* **Task to carry out**
Please transcribe the data that follows without the pictures, keeping every word the same.

* **The input**
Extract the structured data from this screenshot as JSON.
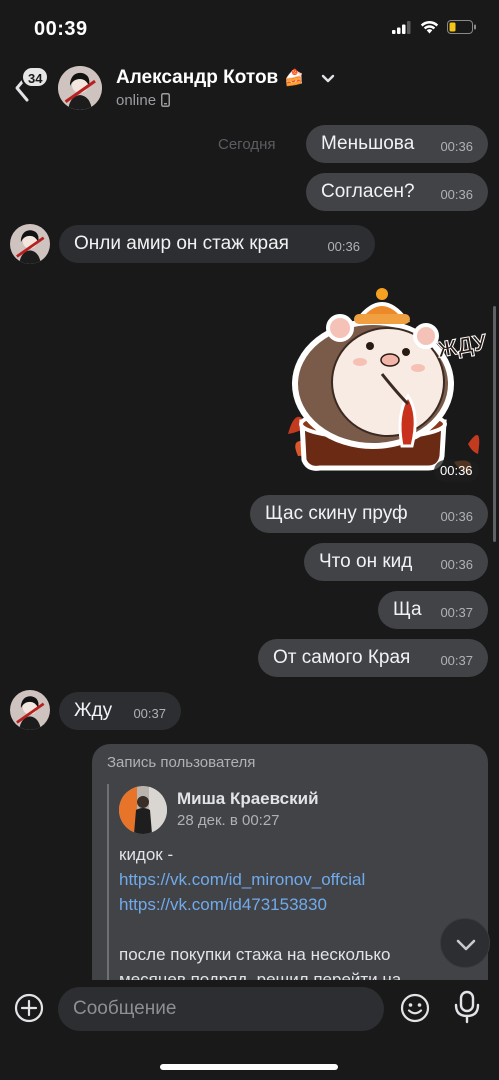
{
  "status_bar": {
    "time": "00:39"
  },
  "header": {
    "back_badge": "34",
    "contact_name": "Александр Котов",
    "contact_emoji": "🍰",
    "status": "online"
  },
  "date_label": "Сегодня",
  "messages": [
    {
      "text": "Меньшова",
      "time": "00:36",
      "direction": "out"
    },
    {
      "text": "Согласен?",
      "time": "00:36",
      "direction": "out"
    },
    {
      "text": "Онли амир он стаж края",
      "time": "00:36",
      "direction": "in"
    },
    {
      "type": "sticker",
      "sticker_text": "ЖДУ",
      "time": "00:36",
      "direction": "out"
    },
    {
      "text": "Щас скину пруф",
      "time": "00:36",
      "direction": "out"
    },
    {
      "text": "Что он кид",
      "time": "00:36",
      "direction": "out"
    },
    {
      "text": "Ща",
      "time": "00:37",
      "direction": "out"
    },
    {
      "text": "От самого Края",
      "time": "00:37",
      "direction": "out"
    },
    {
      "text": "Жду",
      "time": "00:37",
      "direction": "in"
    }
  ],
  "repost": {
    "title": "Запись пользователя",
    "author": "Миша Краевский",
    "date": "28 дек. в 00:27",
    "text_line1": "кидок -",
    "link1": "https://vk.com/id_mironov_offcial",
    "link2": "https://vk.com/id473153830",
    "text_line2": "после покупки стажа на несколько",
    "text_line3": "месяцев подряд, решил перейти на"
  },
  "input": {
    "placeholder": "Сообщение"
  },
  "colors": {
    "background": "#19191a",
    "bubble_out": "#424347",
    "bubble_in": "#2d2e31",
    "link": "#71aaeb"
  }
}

* **Complete answer**
Extract the structured data from this screenshot as JSON.
{
  "status_bar": {
    "time": "00:39"
  },
  "header": {
    "back_badge": "34",
    "contact_name": "Александр Котов",
    "contact_emoji": "🍰",
    "status": "online"
  },
  "date_label": "Сегодня",
  "messages": [
    {
      "text": "Меньшова",
      "time": "00:36",
      "direction": "out"
    },
    {
      "text": "Согласен?",
      "time": "00:36",
      "direction": "out"
    },
    {
      "text": "Онли амир он стаж края",
      "time": "00:36",
      "direction": "in"
    },
    {
      "type": "sticker",
      "sticker_text": "ЖДУ",
      "time": "00:36",
      "direction": "out"
    },
    {
      "text": "Щас скину пруф",
      "time": "00:36",
      "direction": "out"
    },
    {
      "text": "Что он кид",
      "time": "00:36",
      "direction": "out"
    },
    {
      "text": "Ща",
      "time": "00:37",
      "direction": "out"
    },
    {
      "text": "От самого Края",
      "time": "00:37",
      "direction": "out"
    },
    {
      "text": "Жду",
      "time": "00:37",
      "direction": "in"
    }
  ],
  "repost": {
    "title": "Запись пользователя",
    "author": "Миша Краевский",
    "date": "28 дек. в 00:27",
    "text_line1": "кидок -",
    "link1": "https://vk.com/id_mironov_offcial",
    "link2": "https://vk.com/id473153830",
    "text_line2": "после покупки стажа на несколько",
    "text_line3": "месяцев подряд, решил перейти на"
  },
  "input": {
    "placeholder": "Сообщение"
  },
  "colors": {
    "background": "#19191a",
    "bubble_out": "#424347",
    "bubble_in": "#2d2e31",
    "link": "#71aaeb"
  }
}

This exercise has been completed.